REQUIRED WORK: Leaving out every picture, quote the data below exactly as it appears.

Data records
========

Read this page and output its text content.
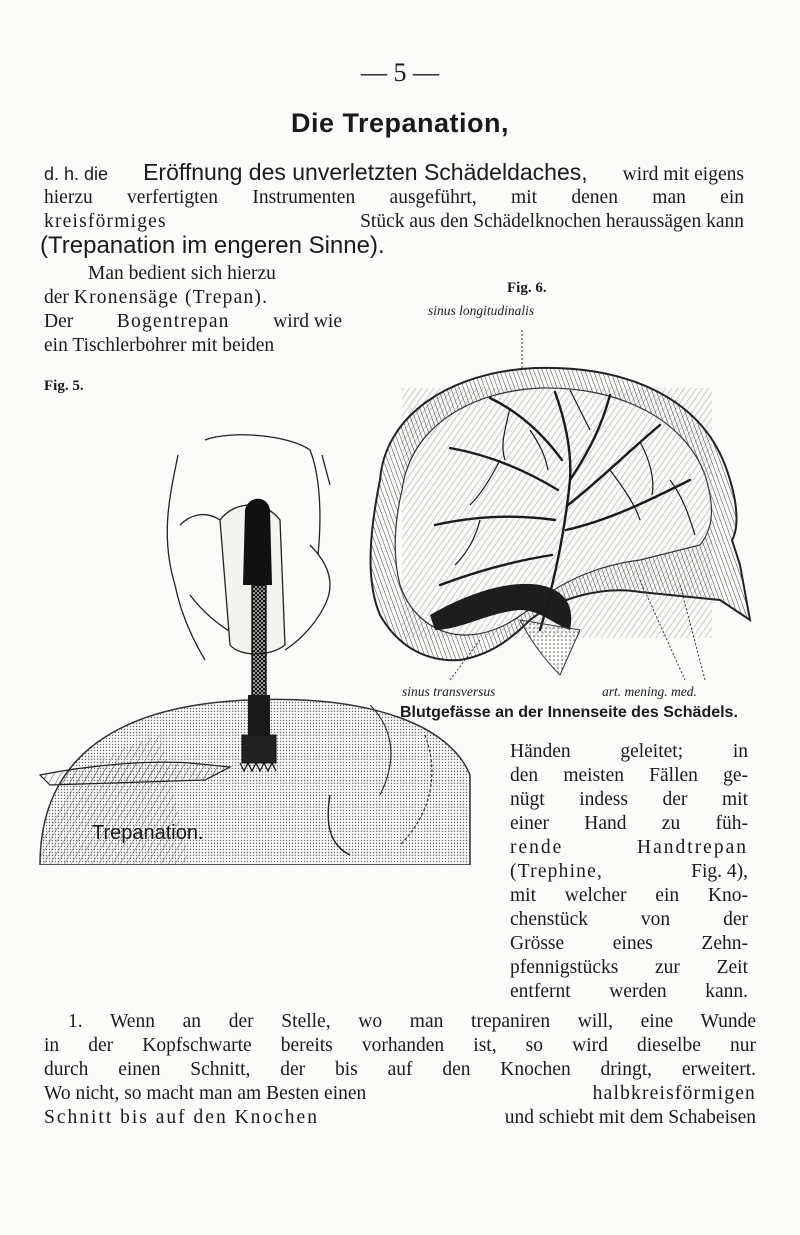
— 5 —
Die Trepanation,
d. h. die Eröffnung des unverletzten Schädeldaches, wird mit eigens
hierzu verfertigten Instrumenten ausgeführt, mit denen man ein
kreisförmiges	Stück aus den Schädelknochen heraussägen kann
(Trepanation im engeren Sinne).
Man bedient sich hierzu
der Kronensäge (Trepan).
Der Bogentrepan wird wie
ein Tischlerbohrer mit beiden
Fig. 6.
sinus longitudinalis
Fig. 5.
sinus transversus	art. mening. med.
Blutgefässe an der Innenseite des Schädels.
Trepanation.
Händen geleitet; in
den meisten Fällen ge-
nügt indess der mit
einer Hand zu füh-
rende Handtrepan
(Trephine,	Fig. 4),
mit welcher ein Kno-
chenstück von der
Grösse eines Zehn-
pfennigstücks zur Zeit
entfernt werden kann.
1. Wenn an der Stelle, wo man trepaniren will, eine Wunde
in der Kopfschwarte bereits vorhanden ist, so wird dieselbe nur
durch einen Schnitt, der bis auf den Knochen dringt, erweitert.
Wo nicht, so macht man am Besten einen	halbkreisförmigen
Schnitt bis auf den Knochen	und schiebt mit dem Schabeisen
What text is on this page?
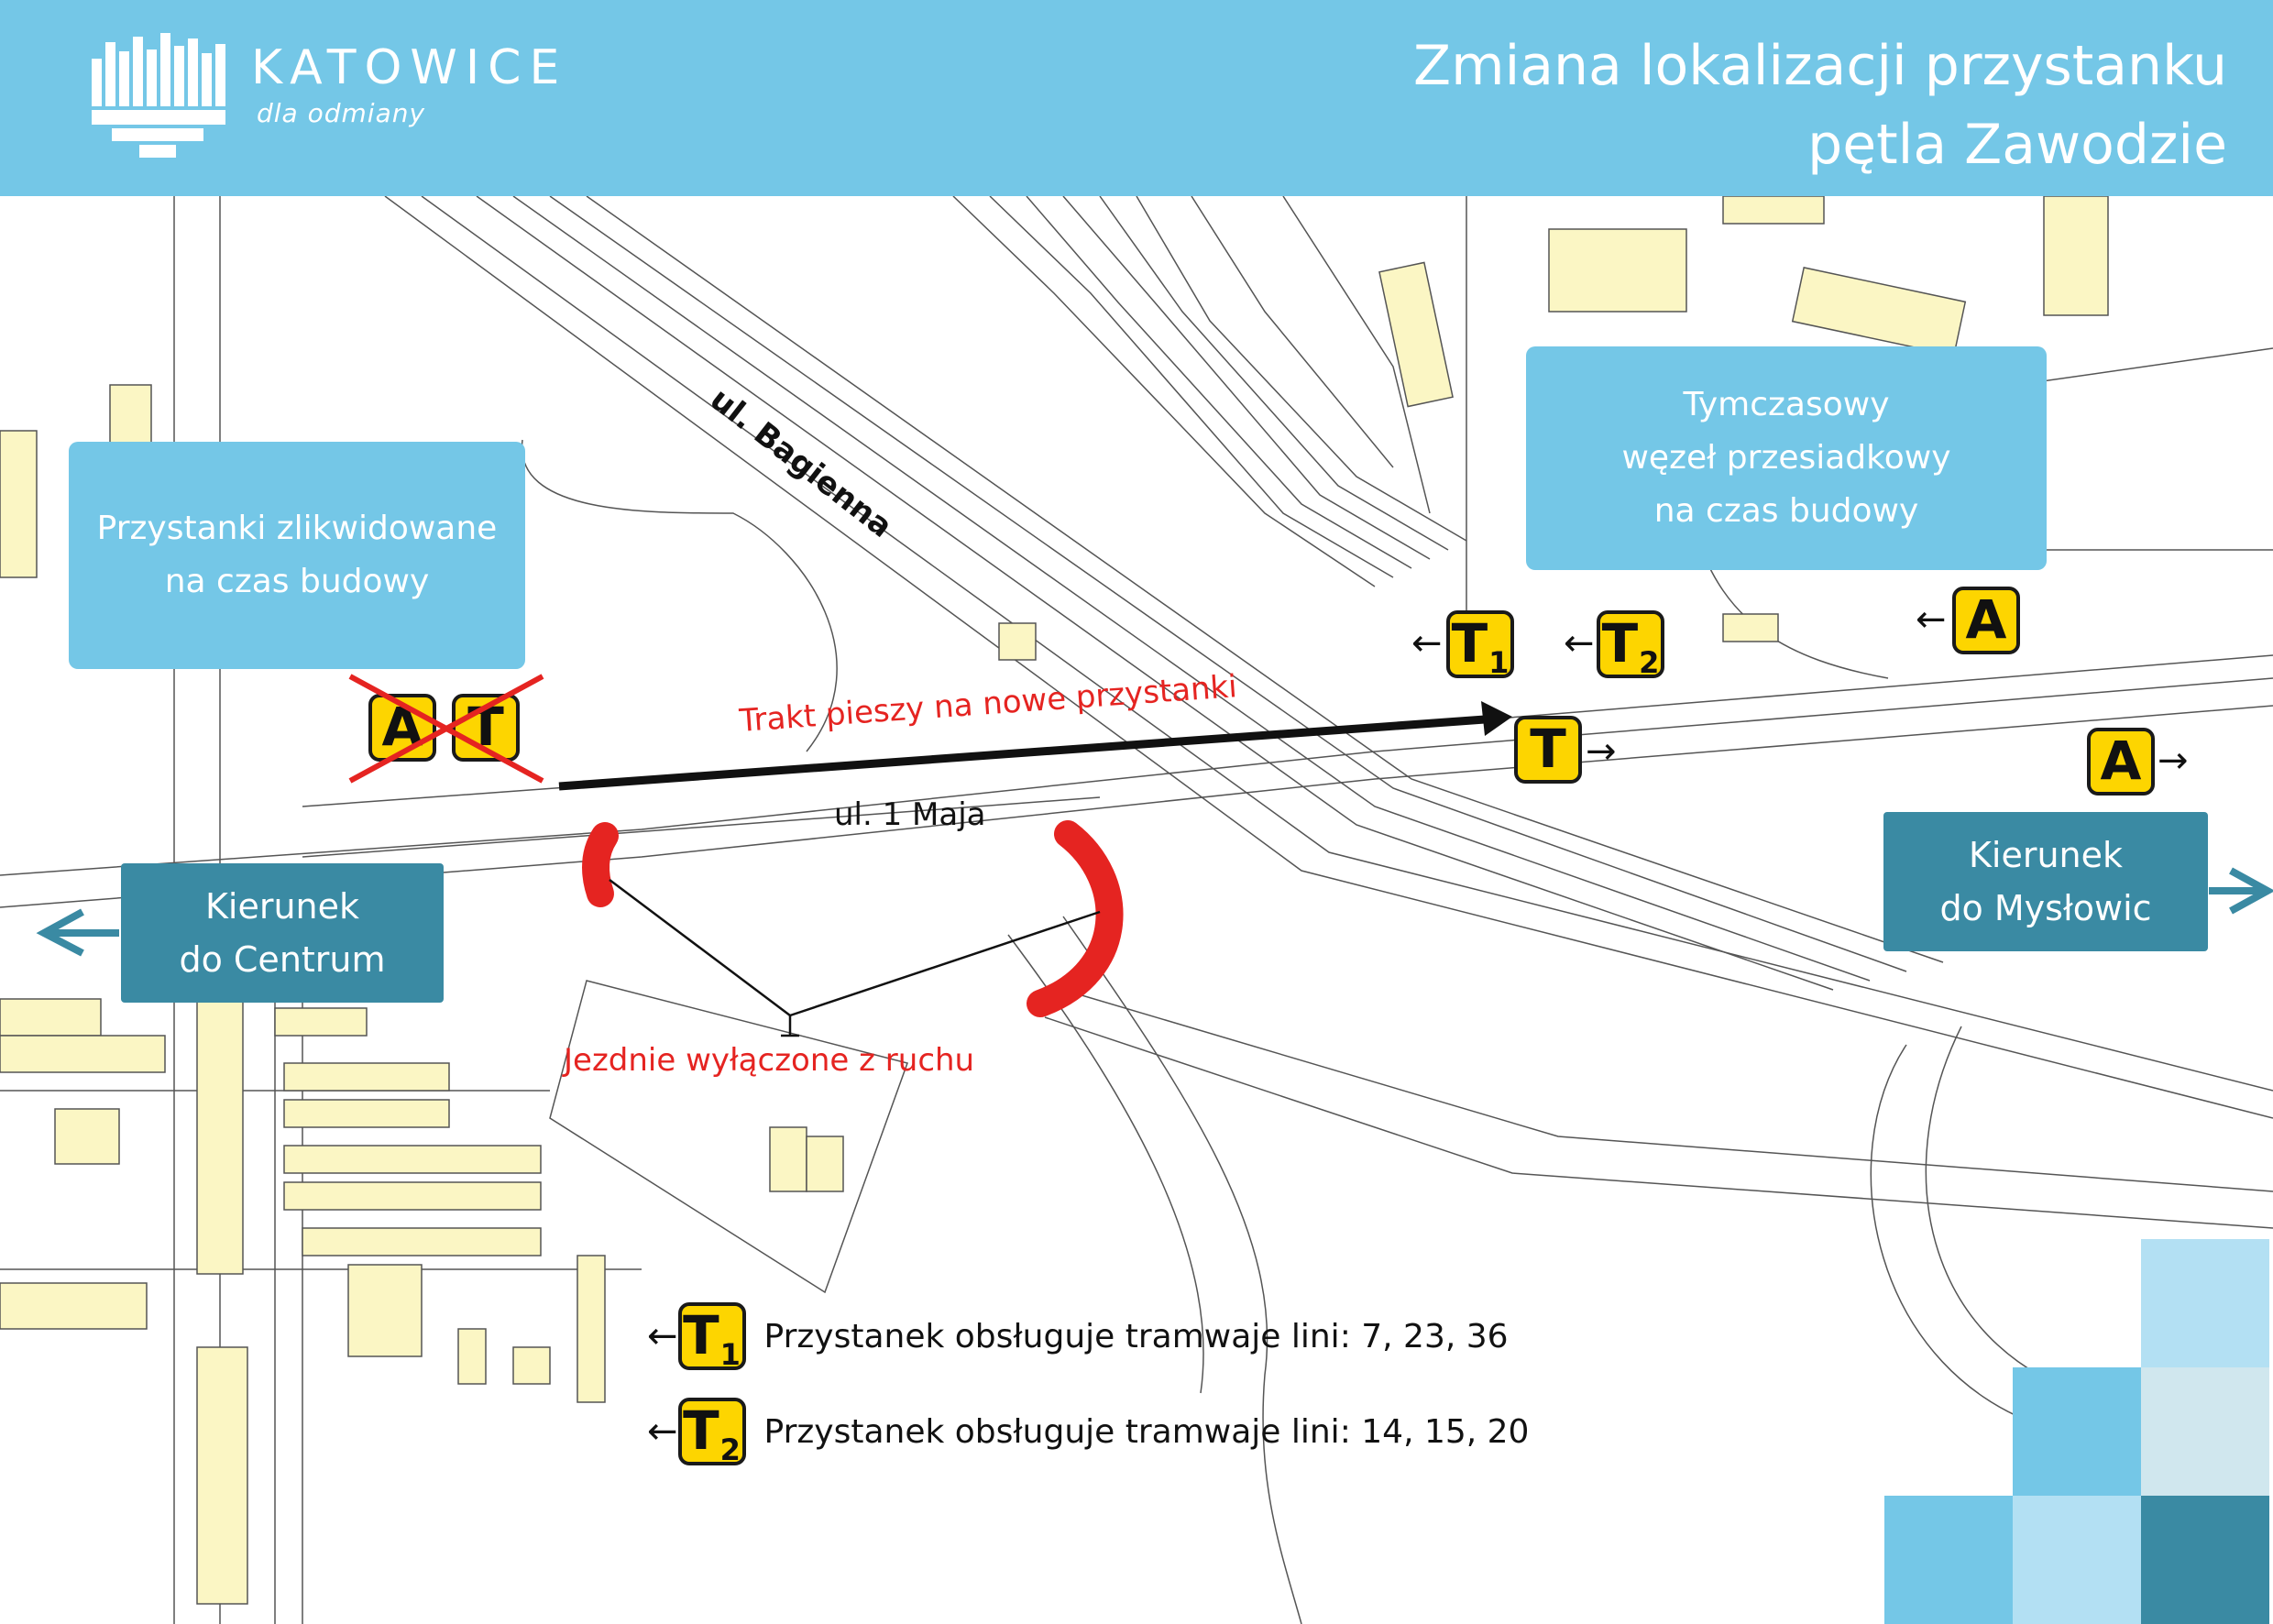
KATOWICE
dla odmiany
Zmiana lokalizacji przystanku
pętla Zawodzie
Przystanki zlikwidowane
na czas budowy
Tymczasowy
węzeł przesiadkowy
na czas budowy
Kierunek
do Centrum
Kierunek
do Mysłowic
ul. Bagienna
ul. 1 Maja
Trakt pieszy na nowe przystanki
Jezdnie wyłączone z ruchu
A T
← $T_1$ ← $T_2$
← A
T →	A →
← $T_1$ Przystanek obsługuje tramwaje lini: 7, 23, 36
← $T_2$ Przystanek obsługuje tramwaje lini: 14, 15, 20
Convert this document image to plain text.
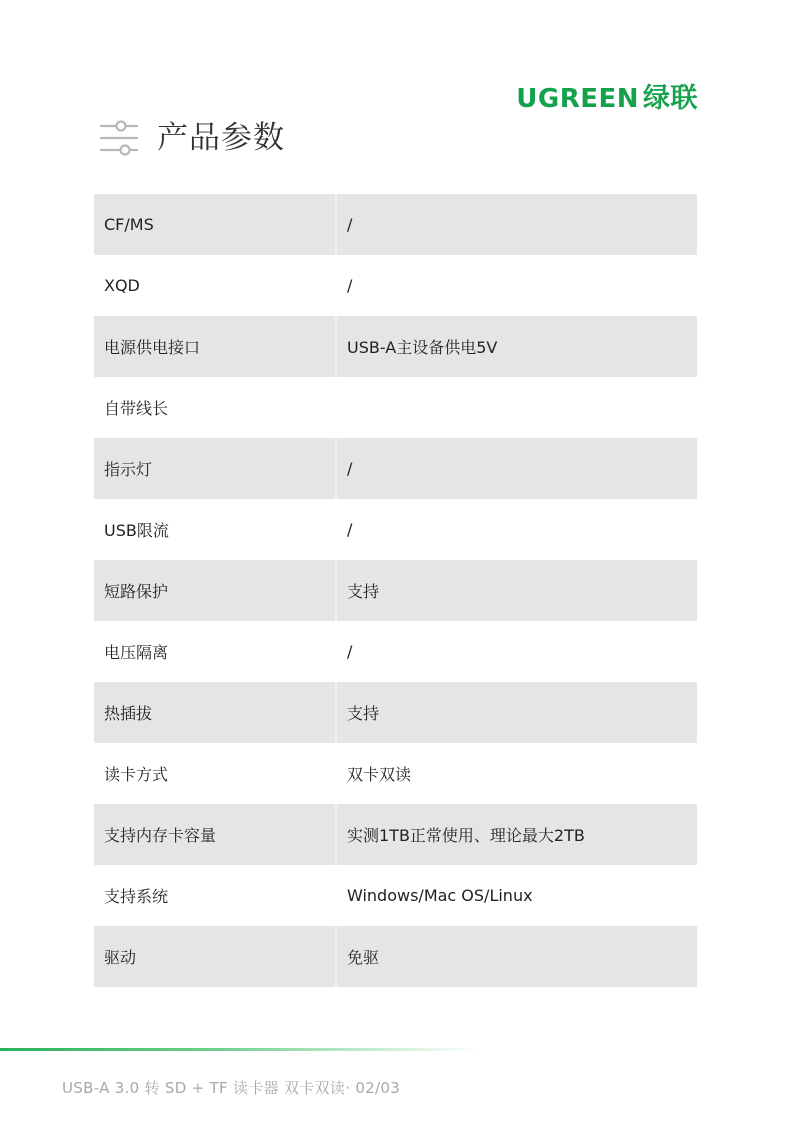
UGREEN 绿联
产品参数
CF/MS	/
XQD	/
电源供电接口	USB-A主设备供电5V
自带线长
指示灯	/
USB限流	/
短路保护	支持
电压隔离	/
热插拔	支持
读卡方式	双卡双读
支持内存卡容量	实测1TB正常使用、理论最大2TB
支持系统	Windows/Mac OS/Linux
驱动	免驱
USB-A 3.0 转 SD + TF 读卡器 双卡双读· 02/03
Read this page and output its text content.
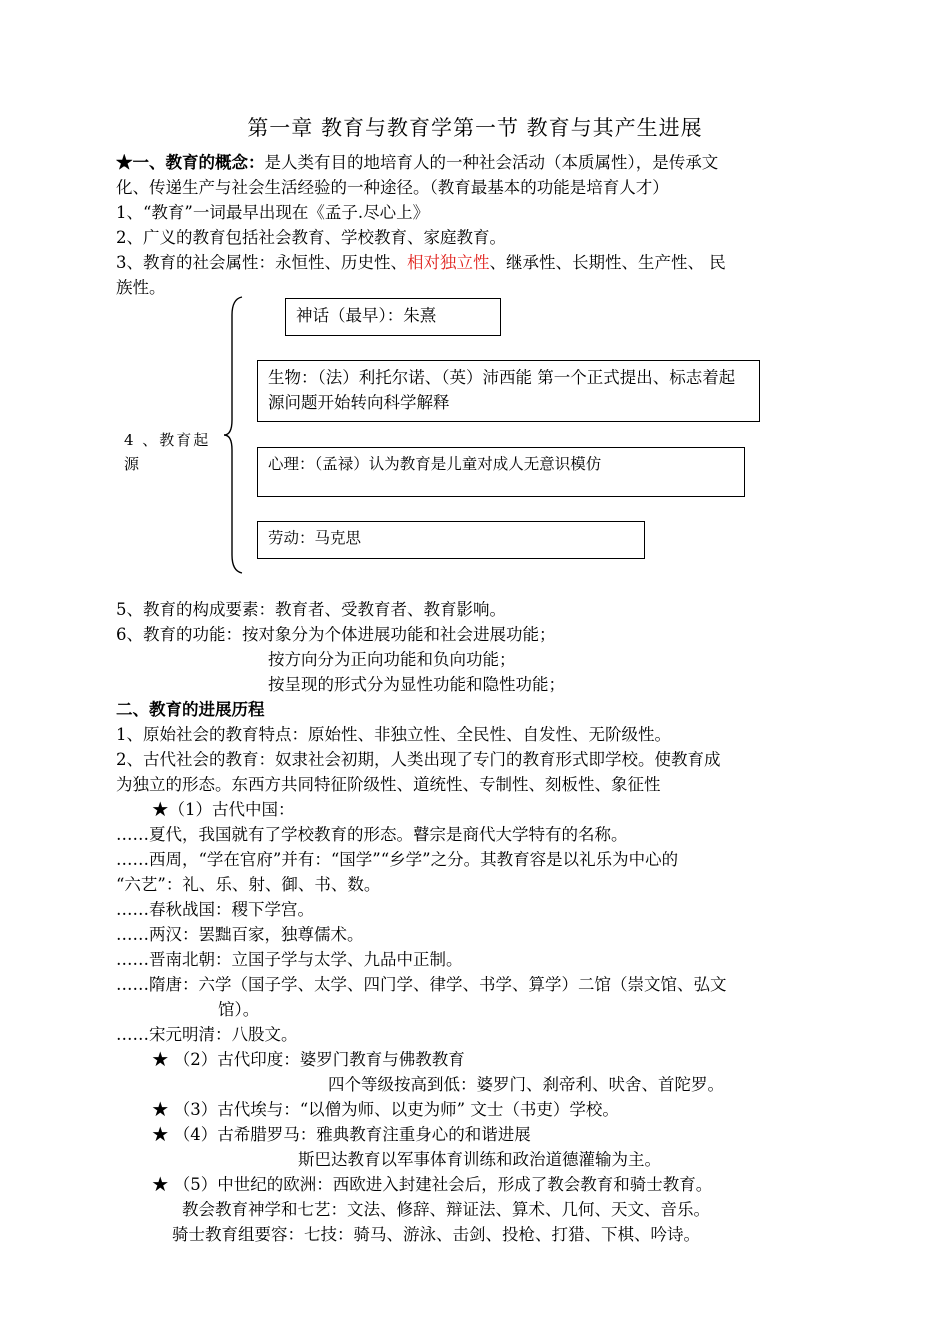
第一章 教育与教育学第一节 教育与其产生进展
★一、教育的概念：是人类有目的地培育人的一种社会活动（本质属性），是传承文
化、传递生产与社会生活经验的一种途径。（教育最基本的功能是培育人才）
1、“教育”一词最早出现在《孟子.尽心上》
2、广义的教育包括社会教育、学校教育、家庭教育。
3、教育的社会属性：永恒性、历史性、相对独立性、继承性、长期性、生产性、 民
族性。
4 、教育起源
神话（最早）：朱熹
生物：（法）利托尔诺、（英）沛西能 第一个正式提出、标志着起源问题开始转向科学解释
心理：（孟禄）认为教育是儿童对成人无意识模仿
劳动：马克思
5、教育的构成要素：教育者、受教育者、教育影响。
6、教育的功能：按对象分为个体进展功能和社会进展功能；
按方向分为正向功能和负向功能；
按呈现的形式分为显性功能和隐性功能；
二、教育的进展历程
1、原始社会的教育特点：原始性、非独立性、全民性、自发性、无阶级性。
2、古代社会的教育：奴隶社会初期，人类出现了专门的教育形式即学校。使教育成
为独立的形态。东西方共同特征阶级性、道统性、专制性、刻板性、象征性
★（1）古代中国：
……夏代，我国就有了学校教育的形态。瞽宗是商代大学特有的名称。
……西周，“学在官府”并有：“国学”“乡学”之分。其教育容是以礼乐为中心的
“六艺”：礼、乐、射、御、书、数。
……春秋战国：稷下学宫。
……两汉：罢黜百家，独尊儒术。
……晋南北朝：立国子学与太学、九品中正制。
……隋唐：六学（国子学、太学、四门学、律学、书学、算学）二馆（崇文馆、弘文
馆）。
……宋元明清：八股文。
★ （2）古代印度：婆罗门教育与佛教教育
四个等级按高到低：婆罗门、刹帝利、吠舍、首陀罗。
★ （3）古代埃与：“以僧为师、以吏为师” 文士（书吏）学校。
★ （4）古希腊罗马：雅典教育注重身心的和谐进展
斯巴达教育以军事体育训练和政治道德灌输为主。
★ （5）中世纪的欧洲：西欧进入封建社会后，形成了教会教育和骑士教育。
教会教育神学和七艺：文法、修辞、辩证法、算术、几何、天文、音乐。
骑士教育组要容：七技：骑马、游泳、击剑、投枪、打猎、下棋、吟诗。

========

EXERCISE ANSWER:
Read this page and output its text content.
— 5 —
Die Trepanation,
d. h. die Eröffnung des unverletzten Schädeldaches, wird mit eigens
hierzu verfertigten Instrumenten ausgeführt, mit denen man ein
kreisförmiges	Stück aus den Schädelknochen heraussägen kann
(Trepanation im engeren Sinne).
Man bedient sich hierzu
der Kronensäge (Trepan).
Der Bogentrepan wird wie
ein Tischlerbohrer mit beiden
Fig. 6.
sinus longitudinalis
Fig. 5.
sinus transversus	art. mening. med.
Blutgefässe an der Innenseite des Schädels.
Trepanation.
Händen geleitet; in
den meisten Fällen ge-
nügt indess der mit
einer Hand zu füh-
rende Handtrepan
(Trephine,	Fig. 4),
mit welcher ein Kno-
chenstück von der
Grösse eines Zehn-
pfennigstücks zur Zeit
entfernt werden kann.
1. Wenn an der Stelle, wo man trepaniren will, eine Wunde
in der Kopfschwarte bereits vorhanden ist, so wird dieselbe nur
durch einen Schnitt, der bis auf den Knochen dringt, erweitert.
Wo nicht, so macht man am Besten einen	halbkreisförmigen
Schnitt bis auf den Knochen	und schiebt mit dem Schabeisen
What text is on this page?
KATOWICE
dla odmiany
Zmiana lokalizacji przystanku
pętla Zawodzie
Przystanki zlikwidowane
na czas budowy
Tymczasowy
węzeł przesiadkowy
na czas budowy
Kierunek
do Centrum
Kierunek
do Mysłowic
ul. Bagienna
ul. 1 Maja
Trakt pieszy na nowe przystanki
Jezdnie wyłączone z ruchu
A T
← $T_1$ ← $T_2$
← A
T →	A →
← $T_1$ Przystanek obsługuje tramwaje lini: 7, 23, 36
← $T_2$ Przystanek obsługuje tramwaje lini: 14, 15, 20
Convert this document image to plain text.
UGREEN 绿联
产品参数
CF/MS	/
XQD	/
电源供电接口	USB-A主设备供电5V
自带线长
指示灯	/
USB限流	/
短路保护	支持
电压隔离	/
热插拔	支持
读卡方式	双卡双读
支持内存卡容量	实测1TB正常使用、理论最大2TB
支持系统	Windows/Mac OS/Linux
驱动	免驱
USB-A 3.0 转 SD + TF 读卡器 双卡双读· 02/03
Read this page and output its text content.
第一章 教育与教育学第一节 教育与其产生进展
★一、教育的概念：是人类有目的地培育人的一种社会活动（本质属性），是传承文
化、传递生产与社会生活经验的一种途径。（教育最基本的功能是培育人才）
1、“教育”一词最早出现在《孟子.尽心上》
2、广义的教育包括社会教育、学校教育、家庭教育。
3、教育的社会属性：永恒性、历史性、相对独立性、继承性、长期性、生产性、 民
族性。
4 、教育起源
神话（最早）：朱熹
生物：（法）利托尔诺、（英）沛西能 第一个正式提出、标志着起源问题开始转向科学解释
心理：（孟禄）认为教育是儿童对成人无意识模仿
劳动：马克思
5、教育的构成要素：教育者、受教育者、教育影响。
6、教育的功能：按对象分为个体进展功能和社会进展功能；
按方向分为正向功能和负向功能；
按呈现的形式分为显性功能和隐性功能；
二、教育的进展历程
1、原始社会的教育特点：原始性、非独立性、全民性、自发性、无阶级性。
2、古代社会的教育：奴隶社会初期，人类出现了专门的教育形式即学校。使教育成
为独立的形态。东西方共同特征阶级性、道统性、专制性、刻板性、象征性
★（1）古代中国：
……夏代，我国就有了学校教育的形态。瞽宗是商代大学特有的名称。
……西周，“学在官府”并有：“国学”“乡学”之分。其教育容是以礼乐为中心的
“六艺”：礼、乐、射、御、书、数。
……春秋战国：稷下学宫。
……两汉：罢黜百家，独尊儒术。
……晋南北朝：立国子学与太学、九品中正制。
……隋唐：六学（国子学、太学、四门学、律学、书学、算学）二馆（崇文馆、弘文
馆）。
……宋元明清：八股文。
★ （2）古代印度：婆罗门教育与佛教教育
四个等级按高到低：婆罗门、刹帝利、吠舍、首陀罗。
★ （3）古代埃与：“以僧为师、以吏为师” 文士（书吏）学校。
★ （4）古希腊罗马：雅典教育注重身心的和谐进展
斯巴达教育以军事体育训练和政治道德灌输为主。
★ （5）中世纪的欧洲：西欧进入封建社会后，形成了教会教育和骑士教育。
教会教育神学和七艺：文法、修辞、辩证法、算术、几何、天文、音乐。
骑士教育组要容：七技：骑马、游泳、击剑、投枪、打猎、下棋、吟诗。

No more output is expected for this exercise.